— Begin Raw data —
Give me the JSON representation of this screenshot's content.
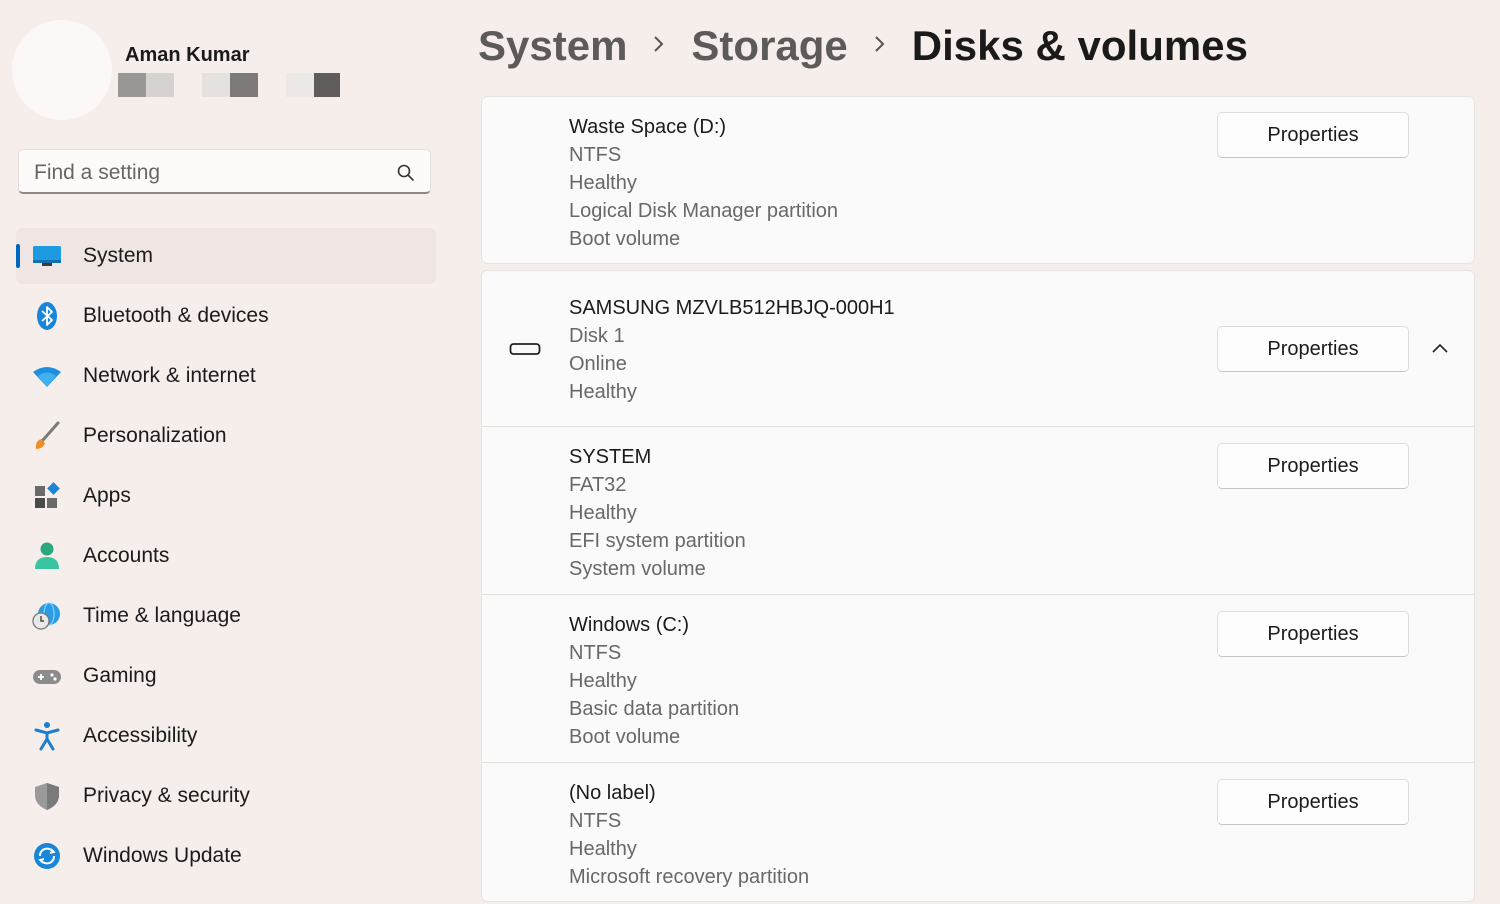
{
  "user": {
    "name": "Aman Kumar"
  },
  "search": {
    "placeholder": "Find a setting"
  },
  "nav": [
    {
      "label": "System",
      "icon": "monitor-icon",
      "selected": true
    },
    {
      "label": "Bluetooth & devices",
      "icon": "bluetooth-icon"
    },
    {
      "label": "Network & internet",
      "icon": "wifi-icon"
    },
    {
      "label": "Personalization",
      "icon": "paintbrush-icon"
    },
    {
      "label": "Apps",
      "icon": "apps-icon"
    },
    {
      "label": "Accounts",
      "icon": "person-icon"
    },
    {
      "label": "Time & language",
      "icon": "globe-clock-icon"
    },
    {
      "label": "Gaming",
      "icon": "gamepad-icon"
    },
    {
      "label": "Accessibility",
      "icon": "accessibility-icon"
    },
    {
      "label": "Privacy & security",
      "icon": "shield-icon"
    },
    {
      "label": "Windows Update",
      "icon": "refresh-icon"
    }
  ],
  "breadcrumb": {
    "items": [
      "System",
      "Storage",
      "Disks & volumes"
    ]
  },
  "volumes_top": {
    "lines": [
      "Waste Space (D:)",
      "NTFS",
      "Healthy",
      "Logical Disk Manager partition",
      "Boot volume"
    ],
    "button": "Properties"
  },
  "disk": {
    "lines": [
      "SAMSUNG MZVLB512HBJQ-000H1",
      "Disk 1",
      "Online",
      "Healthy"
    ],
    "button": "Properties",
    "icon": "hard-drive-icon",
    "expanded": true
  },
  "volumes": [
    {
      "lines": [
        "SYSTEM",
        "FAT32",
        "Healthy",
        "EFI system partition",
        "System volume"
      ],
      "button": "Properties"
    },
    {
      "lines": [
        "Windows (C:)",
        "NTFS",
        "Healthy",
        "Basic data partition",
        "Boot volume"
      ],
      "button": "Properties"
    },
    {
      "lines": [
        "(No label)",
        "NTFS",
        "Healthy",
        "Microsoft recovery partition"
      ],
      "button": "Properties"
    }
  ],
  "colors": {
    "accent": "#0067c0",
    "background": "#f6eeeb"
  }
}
— End Raw data —
List each line in the listing that contains the string "icon".

      "icon": "monitor-icon",
      "icon": "bluetooth-icon"
      "icon": "wifi-icon"
      "icon": "paintbrush-icon"
      "icon": "apps-icon"
      "icon": "person-icon"
      "icon": "globe-clock-icon"
      "icon": "gamepad-icon"
      "icon": "accessibility-icon"
      "icon": "shield-icon"
      "icon": "refresh-icon"
    "icon": "hard-drive-icon",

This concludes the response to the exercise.